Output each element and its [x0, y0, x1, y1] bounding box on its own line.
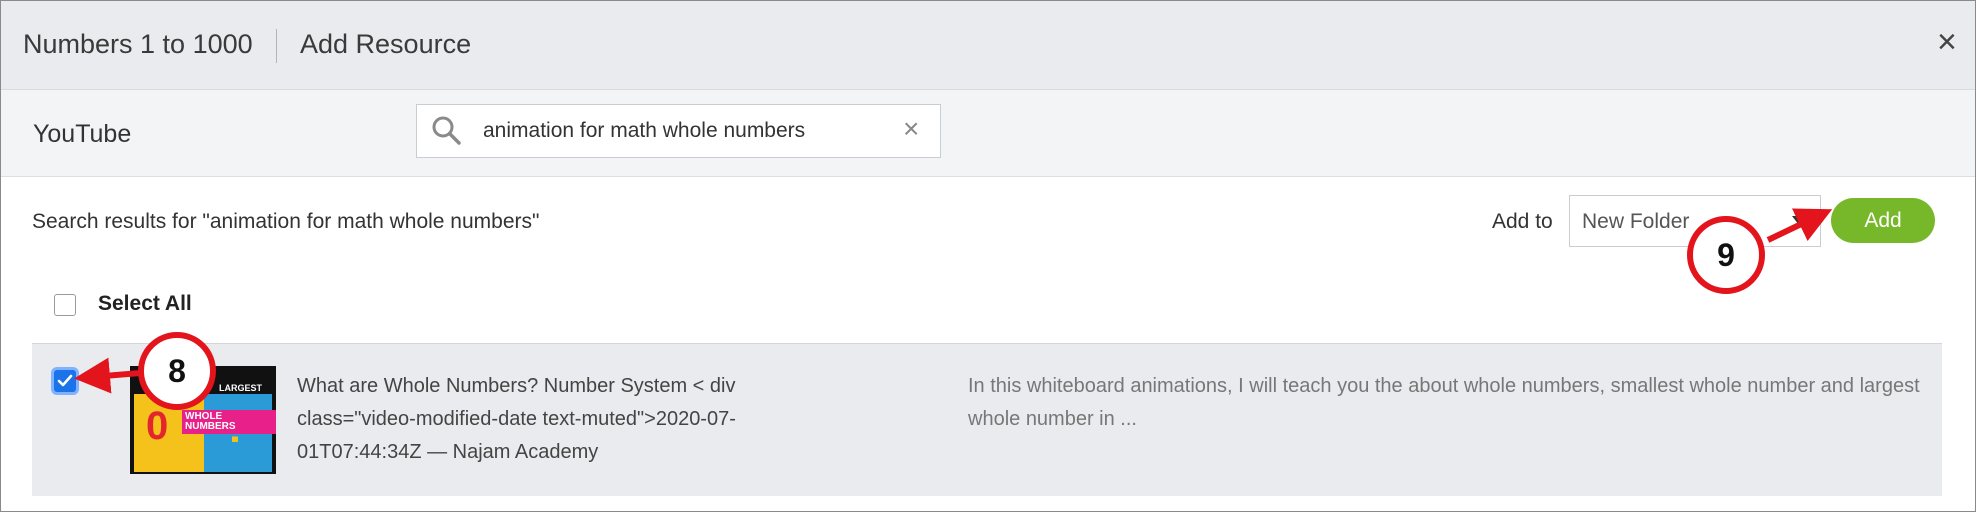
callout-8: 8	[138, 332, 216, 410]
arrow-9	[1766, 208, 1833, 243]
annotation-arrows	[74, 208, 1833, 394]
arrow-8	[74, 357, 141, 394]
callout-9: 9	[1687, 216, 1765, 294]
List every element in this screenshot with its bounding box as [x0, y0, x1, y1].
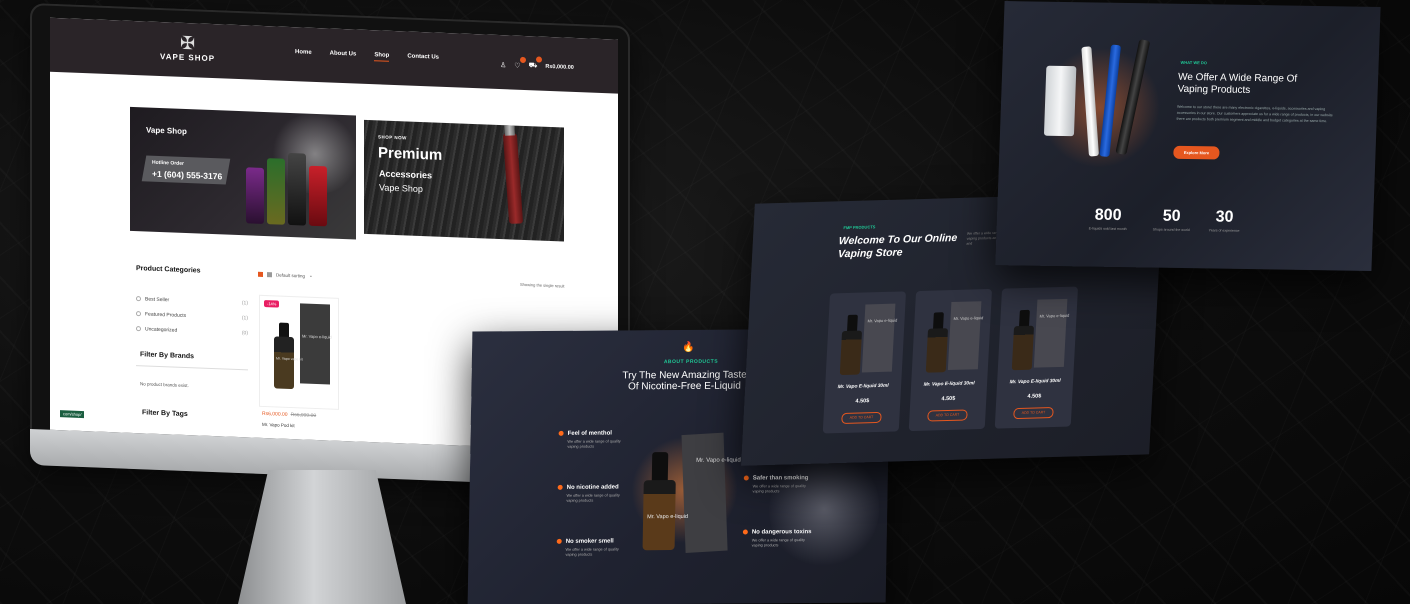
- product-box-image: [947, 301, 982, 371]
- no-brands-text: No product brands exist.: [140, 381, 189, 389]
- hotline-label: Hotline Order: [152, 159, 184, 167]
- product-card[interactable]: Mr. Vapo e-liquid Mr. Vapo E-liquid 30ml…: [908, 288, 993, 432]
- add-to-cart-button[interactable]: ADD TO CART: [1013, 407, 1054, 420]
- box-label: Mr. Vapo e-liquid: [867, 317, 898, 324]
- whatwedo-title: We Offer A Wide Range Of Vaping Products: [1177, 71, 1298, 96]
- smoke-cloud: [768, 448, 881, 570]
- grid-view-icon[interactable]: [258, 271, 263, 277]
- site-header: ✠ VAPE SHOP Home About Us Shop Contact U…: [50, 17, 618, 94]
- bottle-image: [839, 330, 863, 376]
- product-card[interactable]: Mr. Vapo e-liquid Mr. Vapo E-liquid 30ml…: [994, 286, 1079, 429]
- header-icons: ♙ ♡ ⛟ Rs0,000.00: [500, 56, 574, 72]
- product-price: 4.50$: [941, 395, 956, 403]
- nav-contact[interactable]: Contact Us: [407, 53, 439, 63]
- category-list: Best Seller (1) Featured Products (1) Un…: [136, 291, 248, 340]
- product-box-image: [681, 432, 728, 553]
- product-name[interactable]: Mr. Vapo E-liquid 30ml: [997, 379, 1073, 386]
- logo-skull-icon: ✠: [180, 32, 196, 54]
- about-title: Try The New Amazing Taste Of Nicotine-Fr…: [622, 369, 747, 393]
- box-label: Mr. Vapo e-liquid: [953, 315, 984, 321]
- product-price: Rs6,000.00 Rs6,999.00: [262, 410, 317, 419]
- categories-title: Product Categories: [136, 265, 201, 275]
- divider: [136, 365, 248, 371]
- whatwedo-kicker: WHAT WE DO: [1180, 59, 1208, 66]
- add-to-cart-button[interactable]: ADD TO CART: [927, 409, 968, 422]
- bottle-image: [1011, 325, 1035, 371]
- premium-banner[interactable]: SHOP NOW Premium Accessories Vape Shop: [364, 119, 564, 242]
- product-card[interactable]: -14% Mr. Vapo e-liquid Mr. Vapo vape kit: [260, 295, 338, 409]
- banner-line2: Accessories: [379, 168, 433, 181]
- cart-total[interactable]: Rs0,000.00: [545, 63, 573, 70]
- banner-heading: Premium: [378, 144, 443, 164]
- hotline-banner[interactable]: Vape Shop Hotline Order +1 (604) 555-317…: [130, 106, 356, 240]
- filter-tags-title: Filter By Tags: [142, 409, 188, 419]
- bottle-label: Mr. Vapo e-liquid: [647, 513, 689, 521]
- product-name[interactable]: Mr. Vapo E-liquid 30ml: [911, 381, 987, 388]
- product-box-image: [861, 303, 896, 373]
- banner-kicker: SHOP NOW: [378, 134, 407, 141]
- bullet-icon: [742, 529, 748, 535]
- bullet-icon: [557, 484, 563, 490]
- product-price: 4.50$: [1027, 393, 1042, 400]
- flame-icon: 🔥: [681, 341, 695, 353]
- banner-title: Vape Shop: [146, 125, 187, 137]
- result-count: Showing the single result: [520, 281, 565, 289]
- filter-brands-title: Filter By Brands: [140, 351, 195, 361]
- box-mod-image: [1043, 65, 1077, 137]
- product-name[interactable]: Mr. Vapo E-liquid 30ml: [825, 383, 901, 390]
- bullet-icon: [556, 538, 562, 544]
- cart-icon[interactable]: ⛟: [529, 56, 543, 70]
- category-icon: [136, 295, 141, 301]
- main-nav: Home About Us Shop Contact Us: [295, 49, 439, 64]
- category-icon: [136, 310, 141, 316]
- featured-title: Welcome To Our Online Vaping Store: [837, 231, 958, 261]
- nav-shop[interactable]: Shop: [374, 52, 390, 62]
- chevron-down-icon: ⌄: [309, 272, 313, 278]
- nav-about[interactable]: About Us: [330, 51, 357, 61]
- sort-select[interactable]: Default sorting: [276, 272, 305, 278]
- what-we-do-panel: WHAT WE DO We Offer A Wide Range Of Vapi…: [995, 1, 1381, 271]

┄┄┄┄┄┄┄┄┄┄┄┄┄┄┄┄┄┄┄┄

Exercise task
Copy all the material above line for line without changing anything, but leave out the pictures.

Completed exercise
Output each element and its [x0, y0, x1, y1] bounding box on its own line.
callout-8: 8	[138, 332, 216, 410]
arrow-9	[1766, 208, 1833, 243]
annotation-arrows	[74, 208, 1833, 394]
arrow-8	[74, 357, 141, 394]
callout-9: 9	[1687, 216, 1765, 294]
List every element in this screenshot with its bounding box as [x0, y0, x1, y1].
- product-box-image: [947, 301, 982, 371]
- no-brands-text: No product brands exist.: [140, 381, 189, 389]
- hotline-label: Hotline Order: [152, 159, 184, 167]
- product-card[interactable]: Mr. Vapo e-liquid Mr. Vapo E-liquid 30ml…: [908, 288, 993, 432]
- add-to-cart-button[interactable]: ADD TO CART: [1013, 407, 1054, 420]
- box-label: Mr. Vapo e-liquid: [867, 317, 898, 324]
- whatwedo-title: We Offer A Wide Range Of Vaping Products: [1177, 71, 1298, 96]
- smoke-cloud: [768, 448, 881, 570]
- grid-view-icon[interactable]: [258, 271, 263, 277]
- site-header: ✠ VAPE SHOP Home About Us Shop Contact U…: [50, 17, 618, 94]
- bottle-image: [839, 330, 863, 376]
- product-card[interactable]: Mr. Vapo e-liquid Mr. Vapo E-liquid 30ml…: [994, 286, 1079, 429]
- header-icons: ♙ ♡ ⛟ Rs0,000.00: [500, 56, 574, 72]
- product-price: 4.50$: [941, 395, 956, 403]
- nav-contact[interactable]: Contact Us: [407, 53, 439, 63]
- category-list: Best Seller (1) Featured Products (1) Un…: [136, 291, 248, 340]
- product-box-image: [681, 432, 728, 553]
- product-name[interactable]: Mr. Vapo E-liquid 30ml: [997, 379, 1073, 386]
- logo-skull-icon: ✠: [180, 32, 196, 54]
- about-title: Try The New Amazing Taste Of Nicotine-Fr…: [622, 369, 747, 393]
- box-label: Mr. Vapo e-liquid: [953, 315, 984, 321]
- product-price: Rs6,000.00 Rs6,999.00: [262, 410, 317, 419]
- categories-title: Product Categories: [136, 265, 201, 275]
- divider: [136, 365, 248, 371]
- whatwedo-kicker: WHAT WE DO: [1180, 59, 1208, 66]
- add-to-cart-button[interactable]: ADD TO CART: [927, 409, 968, 422]
- bottle-image: [1011, 325, 1035, 371]
- premium-banner[interactable]: SHOP NOW Premium Accessories Vape Shop: [364, 119, 564, 242]
- product-card[interactable]: -14% Mr. Vapo e-liquid Mr. Vapo vape kit: [260, 295, 338, 409]
- banner-line2: Accessories: [379, 168, 433, 181]
- cart-total[interactable]: Rs0,000.00: [545, 63, 573, 70]
- banner-heading: Premium: [378, 144, 443, 164]
- hotline-banner[interactable]: Vape Shop Hotline Order +1 (604) 555-317…: [130, 106, 356, 240]
- filter-tags-title: Filter By Tags: [142, 409, 188, 419]
- bottle-label: Mr. Vapo e-liquid: [647, 513, 689, 521]
- product-name[interactable]: Mr. Vapo E-liquid 30ml: [911, 381, 987, 388]
- product-box-image: [861, 303, 896, 373]
- banner-kicker: SHOP NOW: [378, 134, 407, 141]
- bullet-icon: [742, 529, 748, 535]
- bullet-icon: [557, 484, 563, 490]
- product-price: 4.50$: [1027, 393, 1042, 400]
- flame-icon: 🔥: [681, 341, 695, 353]
- banner-title: Vape Shop: [146, 125, 187, 137]
- result-count: Showing the single result: [520, 281, 565, 289]
- filter-brands-title: Filter By Brands: [140, 351, 195, 361]
- box-mod-image: [1043, 65, 1077, 137]
- product-name[interactable]: Mr. Vapo E-liquid 30ml: [825, 383, 901, 390]
- bullet-icon: [556, 538, 562, 544]
- cart-icon[interactable]: ⛟: [529, 56, 543, 70]
- category-icon: [136, 295, 141, 301]
- main-nav: Home About Us Shop Contact Us: [295, 49, 439, 64]
- category-icon: [136, 310, 141, 316]
- featured-title: Welcome To Our Online Vaping Store: [837, 231, 958, 261]
- nav-shop[interactable]: Shop: [374, 52, 390, 62]
- chevron-down-icon: ⌄: [309, 272, 313, 278]
- nav-about[interactable]: About Us: [330, 51, 357, 61]
- sort-select[interactable]: Default sorting: [276, 272, 305, 278]
- what-we-do-panel: WHAT WE DO We Offer A Wide Range Of Vapi…: [995, 1, 1381, 271]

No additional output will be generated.